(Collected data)
= = = =

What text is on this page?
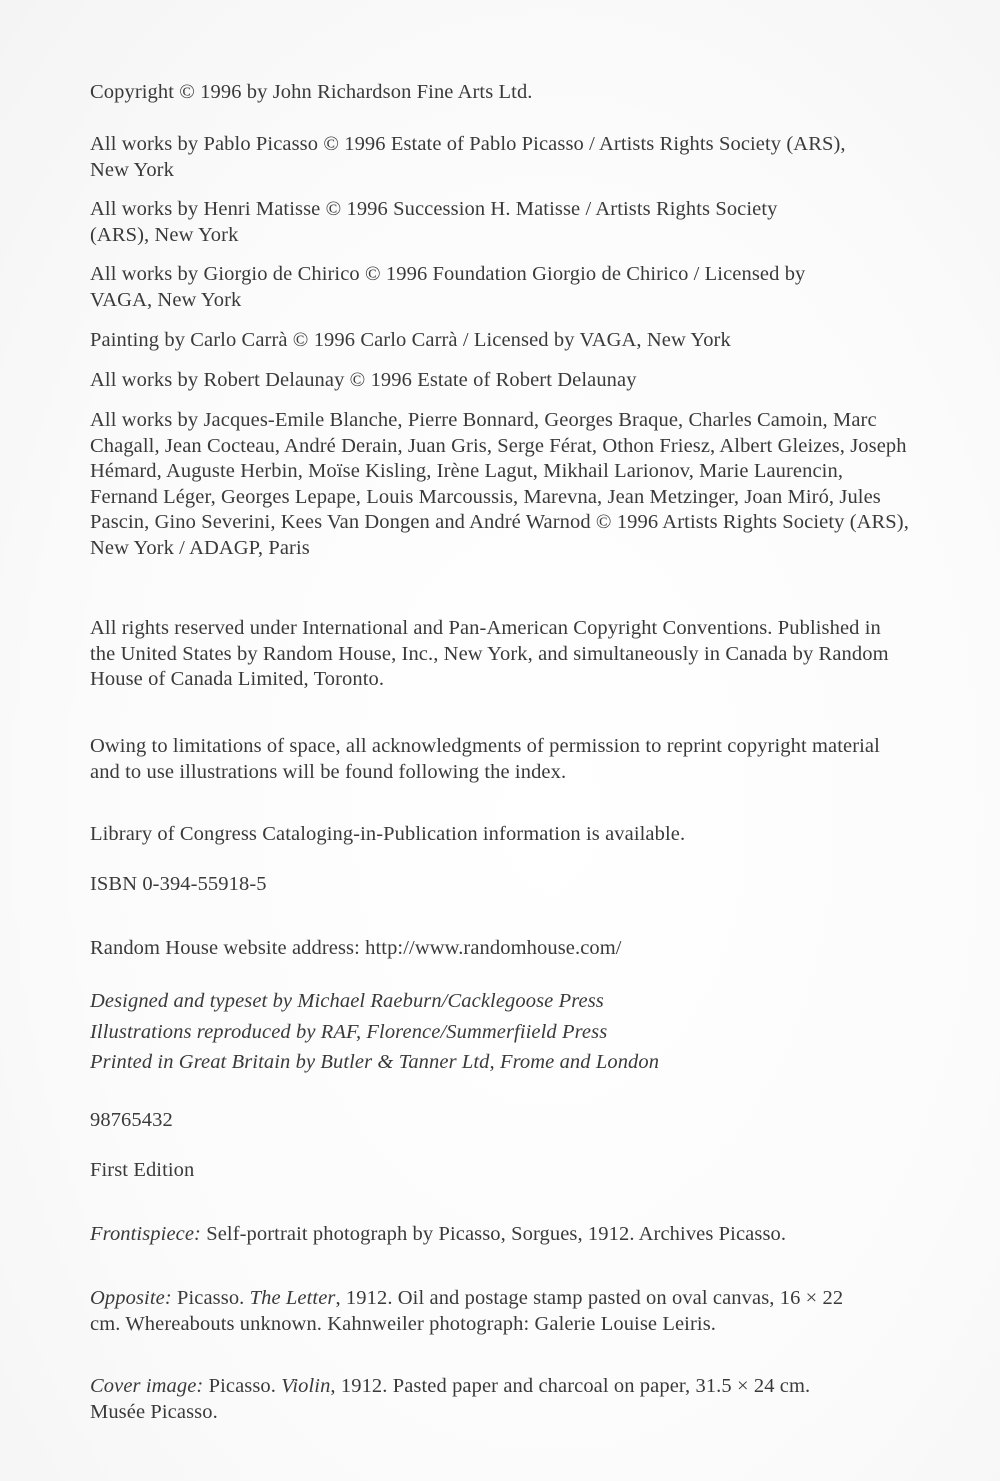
Copyright © 1996 by John Richardson Fine Arts Ltd.

All works by Pablo Picasso © 1996 Estate of Pablo Picasso / Artists Rights Society (ARS), New York

All works by Henri Matisse © 1996 Succession H. Matisse / Artists Rights Society (ARS), New York

All works by Giorgio de Chirico © 1996 Foundation Giorgio de Chirico / Licensed by VAGA, New York

Painting by Carlo Carrà © 1996 Carlo Carrà / Licensed by VAGA, New York

All works by Robert Delaunay © 1996 Estate of Robert Delaunay

All works by Jacques-Emile Blanche, Pierre Bonnard, Georges Braque, Charles Camoin, Marc Chagall, Jean Cocteau, André Derain, Juan Gris, Serge Férat, Othon Friesz, Albert Gleizes, Joseph Hémard, Auguste Herbin, Moïse Kisling, Irène Lagut, Mikhail Larionov, Marie Laurencin, Fernand Léger, Georges Lepape, Louis Marcoussis, Marevna, Jean Metzinger, Joan Miró, Jules Pascin, Gino Severini, Kees Van Dongen and André Warnod © 1996 Artists Rights Society (ARS), New York / ADAGP, Paris

All rights reserved under International and Pan-American Copyright Conventions. Published in the United States by Random House, Inc., New York, and simultaneously in Canada by Random House of Canada Limited, Toronto.

Owing to limitations of space, all acknowledgments of permission to reprint copyright material and to use illustrations will be found following the index.

Library of Congress Cataloging-in-Publication information is available.

ISBN 0-394-55918-5

Random House website address: http://www.randomhouse.com/

Designed and typeset by Michael Raeburn/Cacklegoose Press
Illustrations reproduced by RAF, Florence/Summerfiield Press
Printed in Great Britain by Butler & Tanner Ltd, Frome and London

98765432

First Edition

Frontispiece: Self-portrait photograph by Picasso, Sorgues, 1912. Archives Picasso.

Opposite: Picasso. The Letter, 1912. Oil and postage stamp pasted on oval canvas, 16 × 22 cm. Whereabouts unknown. Kahnweiler photograph: Galerie Louise Leiris.

Cover image: Picasso. Violin, 1912. Pasted paper and charcoal on paper, 31.5 × 24 cm. Musée Picasso.
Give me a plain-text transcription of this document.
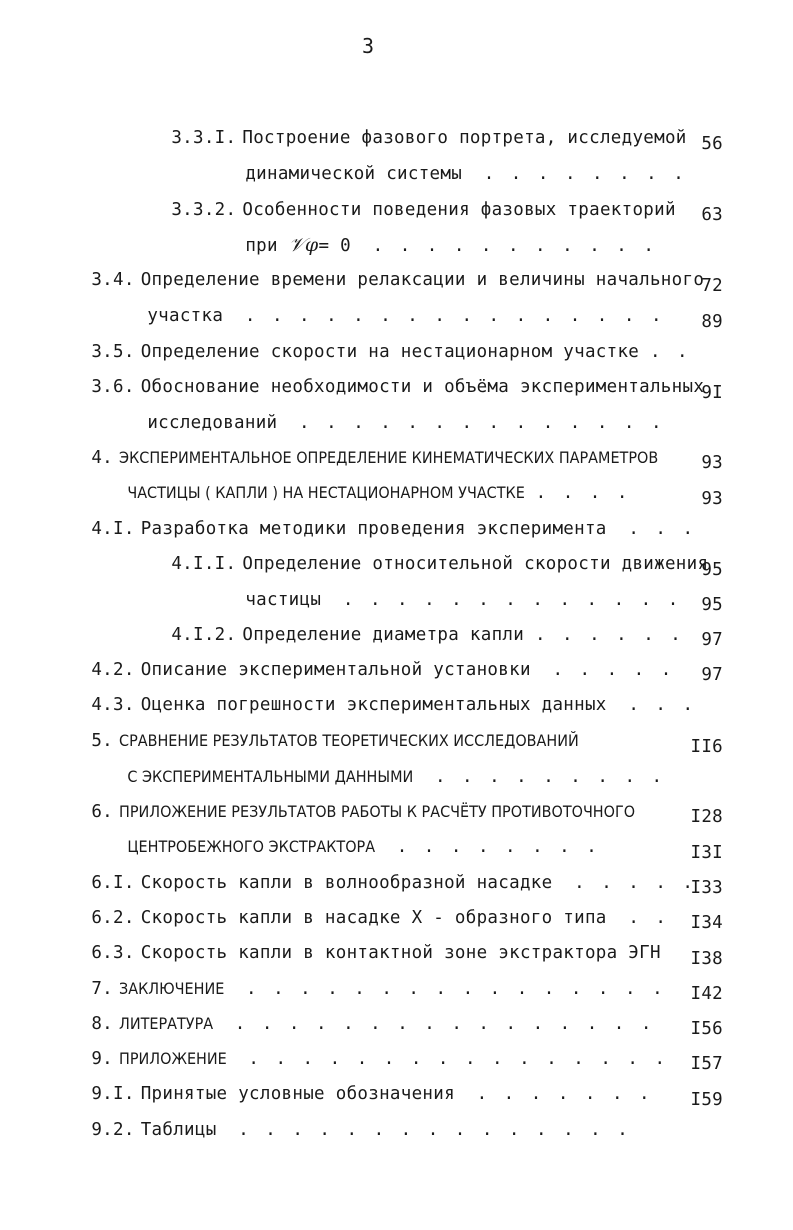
3

3.3.I. Построение фазового портрета, исследуемой

динамической системы . . . . . . . .

56

3.3.2. Особенности поведения фазовых траекторий

при 𝒱φ= 0 . . . . . . . . . . .

63

3.4. Определение времени релаксации и величины начального

участка . . . . . . . . . . . . . . . .

72

3.5. Определение скорости на нестационарном участке . .

89

3.6. Обоснование необходимости и объёма экспериментальных

исследований . . . . . . . . . . . . . .

9I

4. ЭКСПЕРИМЕНТАЛЬНОЕ ОПРЕДЕЛЕНИЕ КИНЕМАТИЧЕСКИХ ПАРАМЕТРОВ

ЧАСТИЦЫ ( КАПЛИ ) НА НЕСТАЦИОНАРНОМ УЧАСТКЕ . . . .

93

4.I. Разработка методики проведения эксперимента . . .

93

4.I.I. Определение относительной скорости движения

частицы . . . . . . . . . . . . .

95

4.I.2. Определение диаметра капли . . . . . .

95

4.2. Описание экспериментальной установки . . . . .

97

4.3. Оценка погрешности экспериментальных данных . . .

97

5. СРАВНЕНИЕ РЕЗУЛЬТАТОВ ТЕОРЕТИЧЕСКИХ ИССЛЕДОВАНИЙ

С ЭКСПЕРИМЕНТАЛЬНЫМИ ДАННЫМИ . . . . . . . . .

II6

6. ПРИЛОЖЕНИЕ РЕЗУЛЬТАТОВ РАБОТЫ К РАСЧЁТУ ПРОТИВОТОЧНОГО

ЦЕНТРОБЕЖНОГО ЭКСТРАКТОРА . . . . . . . .

I28

6.I. Скорость капли в волнообразной насадке . . . . .

I3I

6.2. Скорость капли в насадке Х - образного типа . .

I33

6.3. Скорость капли в контактной зоне экстрактора ЭГН

I34

7. ЗАКЛЮЧЕНИЕ . . . . . . . . . . . . . . . .

I38

8. ЛИТЕРАТУРА . . . . . . . . . . . . . . . .

I42

9. ПРИЛОЖЕНИЕ . . . . . . . . . . . . . . . .

I56

9.I. Принятые условные обозначения . . . . . . .

I57

9.2. Таблицы . . . . . . . . . . . . . . .

I59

= = = =

> Do this
Repeat each entry exactly as given; no pictures belong in the copy.

> The response
What text is on this page?
Copyright © 1996 by John Richardson Fine Arts Ltd.

All works by Pablo Picasso © 1996 Estate of Pablo Picasso / Artists Rights Society (ARS), New York

All works by Henri Matisse © 1996 Succession H. Matisse / Artists Rights Society (ARS), New York

All works by Giorgio de Chirico © 1996 Foundation Giorgio de Chirico / Licensed by VAGA, New York

Painting by Carlo Carrà © 1996 Carlo Carrà / Licensed by VAGA, New York

All works by Robert Delaunay © 1996 Estate of Robert Delaunay

All works by Jacques-Emile Blanche, Pierre Bonnard, Georges Braque, Charles Camoin, Marc Chagall, Jean Cocteau, André Derain, Juan Gris, Serge Férat, Othon Friesz, Albert Gleizes, Joseph Hémard, Auguste Herbin, Moïse Kisling, Irène Lagut, Mikhail Larionov, Marie Laurencin, Fernand Léger, Georges Lepape, Louis Marcoussis, Marevna, Jean Metzinger, Joan Miró, Jules Pascin, Gino Severini, Kees Van Dongen and André Warnod © 1996 Artists Rights Society (ARS), New York / ADAGP, Paris

All rights reserved under International and Pan-American Copyright Conventions. Published in the United States by Random House, Inc., New York, and simultaneously in Canada by Random House of Canada Limited, Toronto.

Owing to limitations of space, all acknowledgments of permission to reprint copyright material and to use illustrations will be found following the index.

Library of Congress Cataloging-in-Publication information is available.

ISBN 0-394-55918-5

Random House website address: http://www.randomhouse.com/

Designed and typeset by Michael Raeburn/Cacklegoose Press
Illustrations reproduced by RAF, Florence/Summerfiield Press
Printed in Great Britain by Butler & Tanner Ltd, Frome and London

98765432

First Edition

Frontispiece: Self-portrait photograph by Picasso, Sorgues, 1912. Archives Picasso.

Opposite: Picasso. The Letter, 1912. Oil and postage stamp pasted on oval canvas, 16 × 22 cm. Whereabouts unknown. Kahnweiler photograph: Galerie Louise Leiris.

Cover image: Picasso. Violin, 1912. Pasted paper and charcoal on paper, 31.5 × 24 cm. Musée Picasso.
Give me a plain-text transcription of this document.
3

3.3.I. Построение фазового портрета, исследуемой

динамической системы . . . . . . . .

56

3.3.2. Особенности поведения фазовых траекторий

при 𝒱φ= 0 . . . . . . . . . . .

63

3.4. Определение времени релаксации и величины начального

участка . . . . . . . . . . . . . . . .

72

3.5. Определение скорости на нестационарном участке . .

89

3.6. Обоснование необходимости и объёма экспериментальных

исследований . . . . . . . . . . . . . .

9I

4. ЭКСПЕРИМЕНТАЛЬНОЕ ОПРЕДЕЛЕНИЕ КИНЕМАТИЧЕСКИХ ПАРАМЕТРОВ

ЧАСТИЦЫ ( КАПЛИ ) НА НЕСТАЦИОНАРНОМ УЧАСТКЕ . . . .

93

4.I. Разработка методики проведения эксперимента . . .

93

4.I.I. Определение относительной скорости движения

частицы . . . . . . . . . . . . .

95

4.I.2. Определение диаметра капли . . . . . .

95

4.2. Описание экспериментальной установки . . . . .

97

4.3. Оценка погрешности экспериментальных данных . . .

97

5. СРАВНЕНИЕ РЕЗУЛЬТАТОВ ТЕОРЕТИЧЕСКИХ ИССЛЕДОВАНИЙ

С ЭКСПЕРИМЕНТАЛЬНЫМИ ДАННЫМИ . . . . . . . . .

II6

6. ПРИЛОЖЕНИЕ РЕЗУЛЬТАТОВ РАБОТЫ К РАСЧЁТУ ПРОТИВОТОЧНОГО

ЦЕНТРОБЕЖНОГО ЭКСТРАКТОРА . . . . . . . .

I28

6.I. Скорость капли в волнообразной насадке . . . . .

I3I

6.2. Скорость капли в насадке Х - образного типа . .

I33

6.3. Скорость капли в контактной зоне экстрактора ЭГН

I34

7. ЗАКЛЮЧЕНИЕ . . . . . . . . . . . . . . . .

I38

8. ЛИТЕРАТУРА . . . . . . . . . . . . . . . .

I42

9. ПРИЛОЖЕНИЕ . . . . . . . . . . . . . . . .

I56

9.I. Принятые условные обозначения . . . . . . .

I57

9.2. Таблицы . . . . . . . . . . . . . . .

I59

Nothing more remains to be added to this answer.